____ Record excerpts
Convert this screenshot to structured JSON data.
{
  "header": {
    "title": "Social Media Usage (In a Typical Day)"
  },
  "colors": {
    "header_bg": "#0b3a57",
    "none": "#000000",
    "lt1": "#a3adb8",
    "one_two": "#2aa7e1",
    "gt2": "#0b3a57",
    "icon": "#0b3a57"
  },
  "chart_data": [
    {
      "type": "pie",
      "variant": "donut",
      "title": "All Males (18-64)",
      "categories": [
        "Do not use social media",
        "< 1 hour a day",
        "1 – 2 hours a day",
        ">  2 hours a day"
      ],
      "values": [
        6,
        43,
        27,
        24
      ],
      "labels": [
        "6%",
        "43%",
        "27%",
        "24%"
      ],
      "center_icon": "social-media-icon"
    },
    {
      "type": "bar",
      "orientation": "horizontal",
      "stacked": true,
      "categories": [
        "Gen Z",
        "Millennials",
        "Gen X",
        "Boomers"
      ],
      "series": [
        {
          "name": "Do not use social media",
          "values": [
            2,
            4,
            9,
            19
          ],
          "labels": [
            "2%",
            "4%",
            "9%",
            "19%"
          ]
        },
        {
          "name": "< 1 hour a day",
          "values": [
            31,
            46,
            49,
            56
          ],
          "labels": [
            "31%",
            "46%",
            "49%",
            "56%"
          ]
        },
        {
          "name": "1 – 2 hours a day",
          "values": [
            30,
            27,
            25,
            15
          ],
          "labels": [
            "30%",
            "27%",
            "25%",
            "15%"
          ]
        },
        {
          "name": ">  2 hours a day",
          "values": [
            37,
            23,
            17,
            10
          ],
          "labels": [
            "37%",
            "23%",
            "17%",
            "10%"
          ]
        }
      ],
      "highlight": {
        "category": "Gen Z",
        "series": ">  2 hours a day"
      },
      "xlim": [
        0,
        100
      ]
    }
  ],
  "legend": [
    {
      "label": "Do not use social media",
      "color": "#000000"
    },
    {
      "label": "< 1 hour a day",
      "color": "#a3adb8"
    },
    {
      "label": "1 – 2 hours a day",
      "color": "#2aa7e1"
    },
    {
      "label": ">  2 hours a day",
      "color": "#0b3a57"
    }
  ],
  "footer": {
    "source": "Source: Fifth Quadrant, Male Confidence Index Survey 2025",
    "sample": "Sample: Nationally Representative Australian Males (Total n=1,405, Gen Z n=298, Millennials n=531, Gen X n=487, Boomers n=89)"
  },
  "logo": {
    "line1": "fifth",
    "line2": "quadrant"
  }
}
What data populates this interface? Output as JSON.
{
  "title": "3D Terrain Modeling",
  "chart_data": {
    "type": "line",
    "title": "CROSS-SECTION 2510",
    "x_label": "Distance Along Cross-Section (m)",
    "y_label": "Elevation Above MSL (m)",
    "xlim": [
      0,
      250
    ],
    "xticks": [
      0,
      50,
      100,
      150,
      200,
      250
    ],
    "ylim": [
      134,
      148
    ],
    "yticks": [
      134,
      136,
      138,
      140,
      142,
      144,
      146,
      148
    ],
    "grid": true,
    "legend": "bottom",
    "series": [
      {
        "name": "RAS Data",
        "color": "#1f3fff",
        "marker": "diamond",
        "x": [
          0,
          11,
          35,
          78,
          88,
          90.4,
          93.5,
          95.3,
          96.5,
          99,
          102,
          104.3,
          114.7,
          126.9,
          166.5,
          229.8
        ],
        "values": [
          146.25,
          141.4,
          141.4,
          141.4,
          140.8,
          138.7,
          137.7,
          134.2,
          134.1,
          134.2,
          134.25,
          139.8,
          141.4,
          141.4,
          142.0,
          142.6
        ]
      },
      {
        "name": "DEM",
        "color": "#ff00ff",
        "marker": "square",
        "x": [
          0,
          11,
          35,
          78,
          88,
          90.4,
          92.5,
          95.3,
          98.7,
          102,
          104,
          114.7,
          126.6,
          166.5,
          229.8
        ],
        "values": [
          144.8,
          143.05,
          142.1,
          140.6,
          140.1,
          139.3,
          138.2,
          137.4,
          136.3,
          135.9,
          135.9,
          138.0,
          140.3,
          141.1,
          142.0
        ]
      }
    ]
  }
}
________
From the listing above, report the number of lines containing the string "title", without any accompanying remarks.

Answer to this task:
4